#### [WHAT TO PRODUCE]
Please say whether each statement agrees with the excerpt on downstream processing, answering yes or no and quoting the excerpt's deciding words: (a) Michael Murray says vendors' work on resin capacity and throughput has brought only incremental improvements; (b) Andrew Bulpin says resins with increased capacity require a longer residence time; (c) Michael Murray says flow through membrane technology has increased buffer amounts.
::: EXCERPTED PASSAGE :::
Andrew Bulpin, Head of Process Solutions Strategic, Marketing & Innovation, MilliporeSigma
A: Yes, downstream technology development is advancing to accommodate higher titers via multiple chromatography approaches, utilizing resins with increased capacity and mass transport that require shorter residence time. In addition, increased volumes downstream are addressed by high-flux virus filters and ultra filters to relieve bottlenecks.
Michael Murray, Downstream Process Development, FUJIFILM Diosynth Biotechnologies U.S.A., Inc.
A: Downstream technology is lagging behind the upstream output of high-titer monoclonal antibody expression. Vendors are continually working to increase resin capacity and throughput, but we are finding incremental improvements. Gains to date are largely based on processing and cycling strategies designed to maximize throughput at each chromatography step or by combining steps, as is the case for continuous processing. In addition, the large volumes of chromatography buffers needed for mAb processes are a problem for manufacturers. Improvements in flow through membrane technology have reduced buffer amounts and process times while improving the ease of execution.
::: MATERIAL SHOWN :::
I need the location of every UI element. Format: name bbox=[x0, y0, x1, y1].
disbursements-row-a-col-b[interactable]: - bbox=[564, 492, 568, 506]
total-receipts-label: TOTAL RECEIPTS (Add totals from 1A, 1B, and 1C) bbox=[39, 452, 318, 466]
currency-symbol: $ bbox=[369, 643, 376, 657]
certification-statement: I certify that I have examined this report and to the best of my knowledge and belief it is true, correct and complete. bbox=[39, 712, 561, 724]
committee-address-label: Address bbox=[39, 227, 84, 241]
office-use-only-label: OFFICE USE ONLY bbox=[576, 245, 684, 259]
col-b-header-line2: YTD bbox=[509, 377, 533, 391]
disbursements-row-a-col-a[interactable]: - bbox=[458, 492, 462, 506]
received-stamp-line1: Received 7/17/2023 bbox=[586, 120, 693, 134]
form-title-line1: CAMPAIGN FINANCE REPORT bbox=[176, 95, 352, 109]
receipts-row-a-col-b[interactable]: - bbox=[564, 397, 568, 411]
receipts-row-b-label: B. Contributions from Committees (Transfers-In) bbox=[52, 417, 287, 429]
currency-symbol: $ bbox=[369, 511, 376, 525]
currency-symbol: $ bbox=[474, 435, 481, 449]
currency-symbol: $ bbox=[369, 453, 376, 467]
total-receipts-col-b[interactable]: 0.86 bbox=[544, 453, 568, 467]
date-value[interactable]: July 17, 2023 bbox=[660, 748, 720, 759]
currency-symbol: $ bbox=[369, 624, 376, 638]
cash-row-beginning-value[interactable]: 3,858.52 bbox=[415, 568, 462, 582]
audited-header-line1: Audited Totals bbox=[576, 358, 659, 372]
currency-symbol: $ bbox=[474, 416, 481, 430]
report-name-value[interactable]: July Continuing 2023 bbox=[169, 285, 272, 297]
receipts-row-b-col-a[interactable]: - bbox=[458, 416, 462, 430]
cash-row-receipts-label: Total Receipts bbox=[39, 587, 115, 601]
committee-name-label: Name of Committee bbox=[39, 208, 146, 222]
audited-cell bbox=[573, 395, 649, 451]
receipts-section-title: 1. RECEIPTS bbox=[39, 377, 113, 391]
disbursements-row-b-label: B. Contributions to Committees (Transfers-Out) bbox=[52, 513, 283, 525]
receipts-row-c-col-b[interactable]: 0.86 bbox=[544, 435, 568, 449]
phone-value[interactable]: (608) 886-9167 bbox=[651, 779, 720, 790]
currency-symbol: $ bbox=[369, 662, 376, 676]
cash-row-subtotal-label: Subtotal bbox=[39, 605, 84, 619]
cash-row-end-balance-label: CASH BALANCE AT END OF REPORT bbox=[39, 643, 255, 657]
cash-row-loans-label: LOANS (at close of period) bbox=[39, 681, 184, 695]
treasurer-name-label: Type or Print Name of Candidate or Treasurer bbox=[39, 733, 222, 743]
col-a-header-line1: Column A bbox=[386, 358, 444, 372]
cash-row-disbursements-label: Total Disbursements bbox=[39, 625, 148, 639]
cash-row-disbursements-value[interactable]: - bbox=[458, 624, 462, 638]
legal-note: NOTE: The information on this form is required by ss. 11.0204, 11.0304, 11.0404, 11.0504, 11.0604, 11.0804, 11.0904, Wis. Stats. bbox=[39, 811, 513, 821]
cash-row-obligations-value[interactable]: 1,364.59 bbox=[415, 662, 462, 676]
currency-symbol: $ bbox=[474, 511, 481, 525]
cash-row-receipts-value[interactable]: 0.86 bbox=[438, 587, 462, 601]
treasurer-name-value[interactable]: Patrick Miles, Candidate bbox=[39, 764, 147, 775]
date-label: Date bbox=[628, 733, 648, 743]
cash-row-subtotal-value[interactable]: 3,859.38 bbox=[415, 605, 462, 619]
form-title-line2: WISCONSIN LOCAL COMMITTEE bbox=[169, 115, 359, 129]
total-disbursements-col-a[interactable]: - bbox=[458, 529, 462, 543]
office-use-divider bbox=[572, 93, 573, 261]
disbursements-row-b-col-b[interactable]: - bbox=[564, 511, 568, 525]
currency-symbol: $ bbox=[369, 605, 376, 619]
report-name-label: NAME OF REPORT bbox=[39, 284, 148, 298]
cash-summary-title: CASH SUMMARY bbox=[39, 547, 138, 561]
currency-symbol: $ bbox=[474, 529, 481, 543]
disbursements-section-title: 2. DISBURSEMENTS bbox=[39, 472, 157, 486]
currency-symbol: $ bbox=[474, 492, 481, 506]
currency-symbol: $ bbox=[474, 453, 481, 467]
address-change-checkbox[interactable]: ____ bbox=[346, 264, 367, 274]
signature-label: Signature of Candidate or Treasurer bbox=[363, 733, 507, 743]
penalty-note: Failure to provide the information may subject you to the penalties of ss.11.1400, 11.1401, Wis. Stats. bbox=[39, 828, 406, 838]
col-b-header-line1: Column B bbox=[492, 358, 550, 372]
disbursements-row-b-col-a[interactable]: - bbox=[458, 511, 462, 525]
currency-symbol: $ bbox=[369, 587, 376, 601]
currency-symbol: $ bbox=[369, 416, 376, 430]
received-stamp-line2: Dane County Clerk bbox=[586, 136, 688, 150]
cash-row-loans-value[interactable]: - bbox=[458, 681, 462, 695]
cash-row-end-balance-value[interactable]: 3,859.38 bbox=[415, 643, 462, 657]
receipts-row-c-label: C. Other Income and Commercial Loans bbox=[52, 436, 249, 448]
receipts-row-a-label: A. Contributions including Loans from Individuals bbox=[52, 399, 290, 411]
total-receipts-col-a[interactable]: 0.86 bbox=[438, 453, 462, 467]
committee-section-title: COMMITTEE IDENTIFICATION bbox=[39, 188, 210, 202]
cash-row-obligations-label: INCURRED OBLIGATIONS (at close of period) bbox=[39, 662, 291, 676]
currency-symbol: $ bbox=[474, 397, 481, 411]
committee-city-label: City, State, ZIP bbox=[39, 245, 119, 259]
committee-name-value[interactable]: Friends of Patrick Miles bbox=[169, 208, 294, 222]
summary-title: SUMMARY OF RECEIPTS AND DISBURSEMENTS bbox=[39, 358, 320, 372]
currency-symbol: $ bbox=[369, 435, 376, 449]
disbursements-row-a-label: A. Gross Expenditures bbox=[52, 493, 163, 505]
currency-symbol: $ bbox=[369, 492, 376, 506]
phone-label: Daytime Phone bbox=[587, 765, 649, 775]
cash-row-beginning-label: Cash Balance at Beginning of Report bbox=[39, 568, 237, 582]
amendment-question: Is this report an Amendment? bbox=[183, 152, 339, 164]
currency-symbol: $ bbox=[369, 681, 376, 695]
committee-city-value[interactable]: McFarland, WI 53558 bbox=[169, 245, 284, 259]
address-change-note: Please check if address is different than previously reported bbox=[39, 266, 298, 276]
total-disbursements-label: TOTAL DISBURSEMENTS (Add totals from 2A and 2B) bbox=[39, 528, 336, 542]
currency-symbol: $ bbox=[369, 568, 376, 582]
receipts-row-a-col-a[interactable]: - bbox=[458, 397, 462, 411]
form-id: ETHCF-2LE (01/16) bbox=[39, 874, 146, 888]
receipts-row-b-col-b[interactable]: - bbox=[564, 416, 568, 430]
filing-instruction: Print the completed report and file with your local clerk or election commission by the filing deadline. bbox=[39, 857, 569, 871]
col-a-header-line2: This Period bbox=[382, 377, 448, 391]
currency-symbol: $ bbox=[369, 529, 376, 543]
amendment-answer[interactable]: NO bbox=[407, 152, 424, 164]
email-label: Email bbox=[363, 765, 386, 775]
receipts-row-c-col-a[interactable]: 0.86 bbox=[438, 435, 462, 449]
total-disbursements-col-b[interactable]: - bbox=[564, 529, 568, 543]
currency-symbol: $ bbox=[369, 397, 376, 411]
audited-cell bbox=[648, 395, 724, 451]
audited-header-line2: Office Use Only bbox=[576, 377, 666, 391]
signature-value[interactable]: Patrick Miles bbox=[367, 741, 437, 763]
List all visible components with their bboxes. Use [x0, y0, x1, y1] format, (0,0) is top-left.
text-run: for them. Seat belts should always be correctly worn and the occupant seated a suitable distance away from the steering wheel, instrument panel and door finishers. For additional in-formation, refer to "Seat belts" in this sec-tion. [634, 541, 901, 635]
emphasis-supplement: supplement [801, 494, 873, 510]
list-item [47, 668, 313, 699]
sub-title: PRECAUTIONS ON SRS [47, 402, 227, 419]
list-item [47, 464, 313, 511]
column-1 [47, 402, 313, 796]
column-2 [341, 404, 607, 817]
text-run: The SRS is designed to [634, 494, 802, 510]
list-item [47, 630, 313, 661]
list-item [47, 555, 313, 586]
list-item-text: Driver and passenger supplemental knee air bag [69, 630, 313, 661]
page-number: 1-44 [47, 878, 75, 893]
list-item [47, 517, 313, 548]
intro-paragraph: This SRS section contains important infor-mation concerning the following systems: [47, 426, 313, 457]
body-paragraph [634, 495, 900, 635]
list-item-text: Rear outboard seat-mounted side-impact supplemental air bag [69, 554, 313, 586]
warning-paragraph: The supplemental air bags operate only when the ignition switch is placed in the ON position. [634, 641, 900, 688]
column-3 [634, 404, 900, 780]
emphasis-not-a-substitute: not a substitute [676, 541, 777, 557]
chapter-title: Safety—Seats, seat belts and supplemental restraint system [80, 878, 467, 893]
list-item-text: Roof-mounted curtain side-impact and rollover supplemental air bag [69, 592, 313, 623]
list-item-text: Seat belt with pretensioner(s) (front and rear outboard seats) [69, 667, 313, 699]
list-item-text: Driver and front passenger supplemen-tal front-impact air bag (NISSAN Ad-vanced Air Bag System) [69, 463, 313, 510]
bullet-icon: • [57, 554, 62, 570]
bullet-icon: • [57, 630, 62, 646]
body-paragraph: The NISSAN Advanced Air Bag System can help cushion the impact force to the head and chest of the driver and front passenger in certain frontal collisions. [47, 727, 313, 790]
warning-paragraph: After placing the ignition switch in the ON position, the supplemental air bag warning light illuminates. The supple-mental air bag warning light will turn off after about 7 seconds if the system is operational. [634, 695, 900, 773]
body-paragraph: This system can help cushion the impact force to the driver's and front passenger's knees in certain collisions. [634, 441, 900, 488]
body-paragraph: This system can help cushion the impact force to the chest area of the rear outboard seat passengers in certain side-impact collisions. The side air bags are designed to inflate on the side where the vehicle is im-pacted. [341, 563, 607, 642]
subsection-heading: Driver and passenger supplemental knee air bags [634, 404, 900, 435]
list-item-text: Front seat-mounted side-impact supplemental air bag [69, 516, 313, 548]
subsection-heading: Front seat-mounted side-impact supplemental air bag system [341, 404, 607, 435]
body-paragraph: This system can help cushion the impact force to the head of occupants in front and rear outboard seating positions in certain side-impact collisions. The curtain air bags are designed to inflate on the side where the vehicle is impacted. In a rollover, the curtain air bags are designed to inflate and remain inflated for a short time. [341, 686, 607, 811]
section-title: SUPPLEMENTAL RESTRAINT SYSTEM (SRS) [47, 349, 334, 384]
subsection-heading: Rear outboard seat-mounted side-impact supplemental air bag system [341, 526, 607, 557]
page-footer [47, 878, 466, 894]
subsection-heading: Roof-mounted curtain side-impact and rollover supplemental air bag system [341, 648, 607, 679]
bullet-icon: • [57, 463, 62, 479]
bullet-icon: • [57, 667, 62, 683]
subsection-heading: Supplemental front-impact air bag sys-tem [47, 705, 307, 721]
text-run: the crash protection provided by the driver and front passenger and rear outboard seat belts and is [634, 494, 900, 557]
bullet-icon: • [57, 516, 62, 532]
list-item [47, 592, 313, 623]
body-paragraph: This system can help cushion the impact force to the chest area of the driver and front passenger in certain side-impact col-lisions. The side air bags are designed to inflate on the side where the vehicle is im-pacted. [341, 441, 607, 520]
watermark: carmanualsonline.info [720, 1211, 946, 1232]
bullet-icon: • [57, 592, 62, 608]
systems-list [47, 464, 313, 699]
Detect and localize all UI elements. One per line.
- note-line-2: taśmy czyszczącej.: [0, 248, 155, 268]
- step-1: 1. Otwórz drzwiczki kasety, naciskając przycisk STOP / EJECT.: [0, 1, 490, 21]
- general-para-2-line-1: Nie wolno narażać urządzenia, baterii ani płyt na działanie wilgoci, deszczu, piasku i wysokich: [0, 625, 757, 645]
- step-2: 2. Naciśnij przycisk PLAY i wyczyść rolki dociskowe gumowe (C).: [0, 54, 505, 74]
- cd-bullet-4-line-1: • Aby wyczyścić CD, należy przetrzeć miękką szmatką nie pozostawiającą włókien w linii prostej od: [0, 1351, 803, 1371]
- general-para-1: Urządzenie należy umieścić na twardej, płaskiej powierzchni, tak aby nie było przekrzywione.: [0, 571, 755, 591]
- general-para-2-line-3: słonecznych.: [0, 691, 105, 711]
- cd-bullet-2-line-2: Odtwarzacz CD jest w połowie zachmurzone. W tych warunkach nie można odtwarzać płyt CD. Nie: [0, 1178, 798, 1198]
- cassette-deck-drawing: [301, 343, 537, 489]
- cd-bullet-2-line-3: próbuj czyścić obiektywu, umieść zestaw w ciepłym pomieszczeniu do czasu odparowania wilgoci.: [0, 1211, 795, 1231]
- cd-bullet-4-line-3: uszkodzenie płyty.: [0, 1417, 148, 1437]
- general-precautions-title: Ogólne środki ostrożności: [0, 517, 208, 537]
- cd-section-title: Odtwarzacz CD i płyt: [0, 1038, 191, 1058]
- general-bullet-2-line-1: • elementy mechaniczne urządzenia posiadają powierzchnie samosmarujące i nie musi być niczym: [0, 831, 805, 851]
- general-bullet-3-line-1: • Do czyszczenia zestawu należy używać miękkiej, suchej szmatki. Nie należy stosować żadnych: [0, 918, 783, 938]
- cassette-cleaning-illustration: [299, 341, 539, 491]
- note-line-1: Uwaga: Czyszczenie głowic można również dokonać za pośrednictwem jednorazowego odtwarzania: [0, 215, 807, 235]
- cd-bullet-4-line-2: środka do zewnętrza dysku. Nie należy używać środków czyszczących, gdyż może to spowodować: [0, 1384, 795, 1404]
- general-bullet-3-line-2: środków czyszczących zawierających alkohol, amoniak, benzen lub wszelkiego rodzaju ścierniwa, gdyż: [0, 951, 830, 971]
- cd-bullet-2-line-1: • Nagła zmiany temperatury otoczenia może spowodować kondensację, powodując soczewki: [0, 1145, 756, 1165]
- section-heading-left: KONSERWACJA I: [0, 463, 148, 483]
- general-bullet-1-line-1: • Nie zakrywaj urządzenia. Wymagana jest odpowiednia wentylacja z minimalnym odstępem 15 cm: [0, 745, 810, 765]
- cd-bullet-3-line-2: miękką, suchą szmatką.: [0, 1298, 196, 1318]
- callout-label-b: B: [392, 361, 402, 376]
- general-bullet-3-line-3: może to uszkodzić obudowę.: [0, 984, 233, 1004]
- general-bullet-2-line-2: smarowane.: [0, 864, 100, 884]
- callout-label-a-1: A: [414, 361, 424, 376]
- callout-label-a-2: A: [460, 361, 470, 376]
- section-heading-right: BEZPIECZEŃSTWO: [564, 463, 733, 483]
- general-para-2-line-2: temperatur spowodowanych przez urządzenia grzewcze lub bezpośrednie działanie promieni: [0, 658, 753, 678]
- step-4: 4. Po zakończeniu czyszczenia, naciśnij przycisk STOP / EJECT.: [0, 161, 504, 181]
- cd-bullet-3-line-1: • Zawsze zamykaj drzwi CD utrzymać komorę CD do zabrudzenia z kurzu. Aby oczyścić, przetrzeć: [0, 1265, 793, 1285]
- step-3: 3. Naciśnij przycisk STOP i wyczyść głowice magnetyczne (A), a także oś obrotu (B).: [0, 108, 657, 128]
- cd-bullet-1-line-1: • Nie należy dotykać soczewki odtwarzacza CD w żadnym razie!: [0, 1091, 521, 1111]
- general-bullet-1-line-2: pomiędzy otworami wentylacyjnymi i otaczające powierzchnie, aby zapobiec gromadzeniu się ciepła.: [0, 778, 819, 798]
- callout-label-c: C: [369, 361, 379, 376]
:::
#### [WRITTEN SOLUTION]
(a) Yes: "Vendors are continually working to increase resin capacity and throughput, but we are finding incremental improvements."
(b) No: "utilizing resins with increased capacity and mass transport that require shorter residence time."
(c) No: "Improvements in flow through membrane technology have reduced buffer amounts and process times while improving the ease of execution."